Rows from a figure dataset
++++++
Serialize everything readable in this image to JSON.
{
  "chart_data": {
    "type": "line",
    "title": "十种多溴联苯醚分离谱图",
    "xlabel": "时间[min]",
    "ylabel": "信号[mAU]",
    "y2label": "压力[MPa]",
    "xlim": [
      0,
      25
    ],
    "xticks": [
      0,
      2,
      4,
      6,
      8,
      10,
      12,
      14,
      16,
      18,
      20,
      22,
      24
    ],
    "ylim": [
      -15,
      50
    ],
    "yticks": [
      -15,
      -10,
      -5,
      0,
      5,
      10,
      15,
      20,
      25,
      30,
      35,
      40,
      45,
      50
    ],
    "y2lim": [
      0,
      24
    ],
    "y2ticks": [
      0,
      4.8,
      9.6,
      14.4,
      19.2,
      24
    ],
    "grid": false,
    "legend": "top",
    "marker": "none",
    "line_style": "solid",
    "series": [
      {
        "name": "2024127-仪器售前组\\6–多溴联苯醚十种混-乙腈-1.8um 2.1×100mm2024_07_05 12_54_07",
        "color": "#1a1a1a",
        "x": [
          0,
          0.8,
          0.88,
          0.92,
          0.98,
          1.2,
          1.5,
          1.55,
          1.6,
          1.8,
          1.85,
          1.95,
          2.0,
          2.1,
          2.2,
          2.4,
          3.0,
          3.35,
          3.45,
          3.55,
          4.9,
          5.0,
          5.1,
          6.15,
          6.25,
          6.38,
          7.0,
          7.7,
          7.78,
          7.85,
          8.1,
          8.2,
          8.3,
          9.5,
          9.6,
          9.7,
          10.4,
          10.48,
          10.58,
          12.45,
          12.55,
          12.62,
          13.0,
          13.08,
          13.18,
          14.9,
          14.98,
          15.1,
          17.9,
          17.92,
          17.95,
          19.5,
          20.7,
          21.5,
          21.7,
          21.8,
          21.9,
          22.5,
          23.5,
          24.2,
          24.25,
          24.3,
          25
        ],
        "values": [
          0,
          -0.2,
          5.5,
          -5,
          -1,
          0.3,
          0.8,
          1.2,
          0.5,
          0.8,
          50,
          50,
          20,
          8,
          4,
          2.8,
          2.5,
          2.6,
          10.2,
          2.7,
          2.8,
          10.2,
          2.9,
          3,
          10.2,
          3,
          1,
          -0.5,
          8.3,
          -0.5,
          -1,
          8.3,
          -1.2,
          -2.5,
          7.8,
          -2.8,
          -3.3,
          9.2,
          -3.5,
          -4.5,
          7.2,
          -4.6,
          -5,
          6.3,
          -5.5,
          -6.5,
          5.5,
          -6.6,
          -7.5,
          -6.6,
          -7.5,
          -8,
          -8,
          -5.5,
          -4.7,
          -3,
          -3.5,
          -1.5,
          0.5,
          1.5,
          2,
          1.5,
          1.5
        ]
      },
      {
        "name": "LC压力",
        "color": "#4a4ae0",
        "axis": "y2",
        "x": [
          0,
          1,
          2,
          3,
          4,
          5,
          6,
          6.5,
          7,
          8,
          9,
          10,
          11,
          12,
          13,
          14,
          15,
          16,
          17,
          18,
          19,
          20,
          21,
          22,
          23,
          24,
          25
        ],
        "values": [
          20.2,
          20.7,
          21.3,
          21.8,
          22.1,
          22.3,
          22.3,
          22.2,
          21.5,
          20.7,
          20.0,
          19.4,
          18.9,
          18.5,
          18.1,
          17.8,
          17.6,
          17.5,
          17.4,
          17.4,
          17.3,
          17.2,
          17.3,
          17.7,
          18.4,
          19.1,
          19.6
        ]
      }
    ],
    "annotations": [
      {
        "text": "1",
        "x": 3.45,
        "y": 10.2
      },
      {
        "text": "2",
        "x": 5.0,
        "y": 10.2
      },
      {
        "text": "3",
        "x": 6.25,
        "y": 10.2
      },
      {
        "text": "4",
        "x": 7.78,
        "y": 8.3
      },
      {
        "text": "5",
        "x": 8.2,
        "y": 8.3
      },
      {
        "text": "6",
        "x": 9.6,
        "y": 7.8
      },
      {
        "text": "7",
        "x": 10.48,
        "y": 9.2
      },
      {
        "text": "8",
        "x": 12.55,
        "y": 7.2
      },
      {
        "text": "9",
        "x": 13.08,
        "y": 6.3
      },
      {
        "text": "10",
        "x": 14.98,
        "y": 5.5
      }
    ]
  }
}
++++++
What is expected:
Reproduce the material above, every line of it, exactly.

Exercise result:
Serialize everything readable in this image to JSON.
{
  "chart_data": {
    "type": "line",
    "title": "十种多溴联苯醚分离谱图",
    "xlabel": "时间[min]",
    "ylabel": "信号[mAU]",
    "y2label": "压力[MPa]",
    "xlim": [
      0,
      25
    ],
    "xticks": [
      0,
      2,
      4,
      6,
      8,
      10,
      12,
      14,
      16,
      18,
      20,
      22,
      24
    ],
    "ylim": [
      -15,
      50
    ],
    "yticks": [
      -15,
      -10,
      -5,
      0,
      5,
      10,
      15,
      20,
      25,
      30,
      35,
      40,
      45,
      50
    ],
    "y2lim": [
      0,
      24
    ],
    "y2ticks": [
      0,
      4.8,
      9.6,
      14.4,
      19.2,
      24
    ],
    "grid": false,
    "legend": "top",
    "marker": "none",
    "line_style": "solid",
    "series": [
      {
        "name": "2024127-仪器售前组\\6–多溴联苯醚十种混-乙腈-1.8um 2.1×100mm2024_07_05 12_54_07",
        "color": "#1a1a1a",
        "x": [
          0,
          0.8,
          0.88,
          0.92,
          0.98,
          1.2,
          1.5,
          1.55,
          1.6,
          1.8,
          1.85,
          1.95,
          2.0,
          2.1,
          2.2,
          2.4,
          3.0,
          3.35,
          3.45,
          3.55,
          4.9,
          5.0,
          5.1,
          6.15,
          6.25,
          6.38,
          7.0,
          7.7,
          7.78,
          7.85,
          8.1,
          8.2,
          8.3,
          9.5,
          9.6,
          9.7,
          10.4,
          10.48,
          10.58,
          12.45,
          12.55,
          12.62,
          13.0,
          13.08,
          13.18,
          14.9,
          14.98,
          15.1,
          17.9,
          17.92,
          17.95,
          19.5,
          20.7,
          21.5,
          21.7,
          21.8,
          21.9,
          22.5,
          23.5,
          24.2,
          24.25,
          24.3,
          25
        ],
        "values": [
          0,
          -0.2,
          5.5,
          -5,
          -1,
          0.3,
          0.8,
          1.2,
          0.5,
          0.8,
          50,
          50,
          20,
          8,
          4,
          2.8,
          2.5,
          2.6,
          10.2,
          2.7,
          2.8,
          10.2,
          2.9,
          3,
          10.2,
          3,
          1,
          -0.5,
          8.3,
          -0.5,
          -1,
          8.3,
          -1.2,
          -2.5,
          7.8,
          -2.8,
          -3.3,
          9.2,
          -3.5,
          -4.5,
          7.2,
          -4.6,
          -5,
          6.3,
          -5.5,
          -6.5,
          5.5,
          -6.6,
          -7.5,
          -6.6,
          -7.5,
          -8,
          -8,
          -5.5,
          -4.7,
          -3,
          -3.5,
          -1.5,
          0.5,
          1.5,
          2,
          1.5,
          1.5
        ]
      },
      {
        "name": "LC压力",
        "color": "#4a4ae0",
        "axis": "y2",
        "x": [
          0,
          1,
          2,
          3,
          4,
          5,
          6,
          6.5,
          7,
          8,
          9,
          10,
          11,
          12,
          13,
          14,
          15,
          16,
          17,
          18,
          19,
          20,
          21,
          22,
          23,
          24,
          25
        ],
        "values": [
          20.2,
          20.7,
          21.3,
          21.8,
          22.1,
          22.3,
          22.3,
          22.2,
          21.5,
          20.7,
          20.0,
          19.4,
          18.9,
          18.5,
          18.1,
          17.8,
          17.6,
          17.5,
          17.4,
          17.4,
          17.3,
          17.2,
          17.3,
          17.7,
          18.4,
          19.1,
          19.6
        ]
      }
    ],
    "annotations": [
      {
        "text": "1",
        "x": 3.45,
        "y": 10.2
      },
      {
        "text": "2",
        "x": 5.0,
        "y": 10.2
      },
      {
        "text": "3",
        "x": 6.25,
        "y": 10.2
      },
      {
        "text": "4",
        "x": 7.78,
        "y": 8.3
      },
      {
        "text": "5",
        "x": 8.2,
        "y": 8.3
      },
      {
        "text": "6",
        "x": 9.6,
        "y": 7.8
      },
      {
        "text": "7",
        "x": 10.48,
        "y": 9.2
      },
      {
        "text": "8",
        "x": 12.55,
        "y": 7.2
      },
      {
        "text": "9",
        "x": 13.08,
        "y": 6.3
      },
      {
        "text": "10",
        "x": 14.98,
        "y": 5.5
      }
    ]
  }
}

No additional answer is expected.